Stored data
········

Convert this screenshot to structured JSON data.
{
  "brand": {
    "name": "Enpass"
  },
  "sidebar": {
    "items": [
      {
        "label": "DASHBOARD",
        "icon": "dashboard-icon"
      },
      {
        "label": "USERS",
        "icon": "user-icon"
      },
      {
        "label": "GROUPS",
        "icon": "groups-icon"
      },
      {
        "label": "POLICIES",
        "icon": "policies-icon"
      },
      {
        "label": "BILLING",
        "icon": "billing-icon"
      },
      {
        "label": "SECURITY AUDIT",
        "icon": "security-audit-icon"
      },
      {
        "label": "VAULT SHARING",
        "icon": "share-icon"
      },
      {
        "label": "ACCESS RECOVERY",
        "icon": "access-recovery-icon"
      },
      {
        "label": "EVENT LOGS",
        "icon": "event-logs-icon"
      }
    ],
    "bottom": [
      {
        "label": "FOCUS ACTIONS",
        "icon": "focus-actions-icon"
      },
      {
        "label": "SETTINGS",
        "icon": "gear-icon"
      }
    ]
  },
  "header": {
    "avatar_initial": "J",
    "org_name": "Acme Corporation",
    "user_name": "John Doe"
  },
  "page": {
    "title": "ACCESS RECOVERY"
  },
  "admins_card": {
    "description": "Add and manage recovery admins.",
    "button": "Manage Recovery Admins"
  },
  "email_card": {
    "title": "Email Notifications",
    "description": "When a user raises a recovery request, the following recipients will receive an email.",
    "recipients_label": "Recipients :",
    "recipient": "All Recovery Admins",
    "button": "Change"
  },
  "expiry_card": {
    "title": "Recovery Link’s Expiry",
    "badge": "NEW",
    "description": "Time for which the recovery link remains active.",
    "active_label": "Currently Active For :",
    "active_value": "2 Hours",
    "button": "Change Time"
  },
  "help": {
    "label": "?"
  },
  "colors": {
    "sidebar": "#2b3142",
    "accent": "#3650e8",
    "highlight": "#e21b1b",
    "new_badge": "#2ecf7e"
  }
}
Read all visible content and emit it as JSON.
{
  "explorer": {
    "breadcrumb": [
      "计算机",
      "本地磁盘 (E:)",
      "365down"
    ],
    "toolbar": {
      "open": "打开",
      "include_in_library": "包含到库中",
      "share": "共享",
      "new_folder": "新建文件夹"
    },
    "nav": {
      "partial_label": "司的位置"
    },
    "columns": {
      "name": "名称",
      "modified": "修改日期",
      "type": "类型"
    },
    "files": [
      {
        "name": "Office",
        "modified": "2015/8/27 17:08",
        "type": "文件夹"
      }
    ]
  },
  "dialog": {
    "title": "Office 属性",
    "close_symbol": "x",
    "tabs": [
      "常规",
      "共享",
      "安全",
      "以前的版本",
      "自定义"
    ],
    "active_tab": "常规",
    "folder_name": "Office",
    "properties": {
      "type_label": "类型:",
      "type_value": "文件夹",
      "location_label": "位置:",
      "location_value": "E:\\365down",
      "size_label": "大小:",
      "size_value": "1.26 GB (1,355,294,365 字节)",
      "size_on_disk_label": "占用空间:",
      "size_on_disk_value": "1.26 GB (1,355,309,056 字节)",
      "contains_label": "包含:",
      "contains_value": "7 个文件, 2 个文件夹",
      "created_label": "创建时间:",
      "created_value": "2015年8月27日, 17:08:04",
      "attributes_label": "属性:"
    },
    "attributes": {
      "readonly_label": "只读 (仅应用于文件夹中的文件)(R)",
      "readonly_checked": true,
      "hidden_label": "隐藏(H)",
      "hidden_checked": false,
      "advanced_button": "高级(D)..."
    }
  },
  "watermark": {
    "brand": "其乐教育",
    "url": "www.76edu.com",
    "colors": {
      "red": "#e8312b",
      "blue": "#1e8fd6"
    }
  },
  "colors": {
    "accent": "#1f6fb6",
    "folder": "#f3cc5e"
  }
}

········

REQUIREMENT
Reply with the number of lines in the material above that contain "description", and nothing more.

SOLUTION
3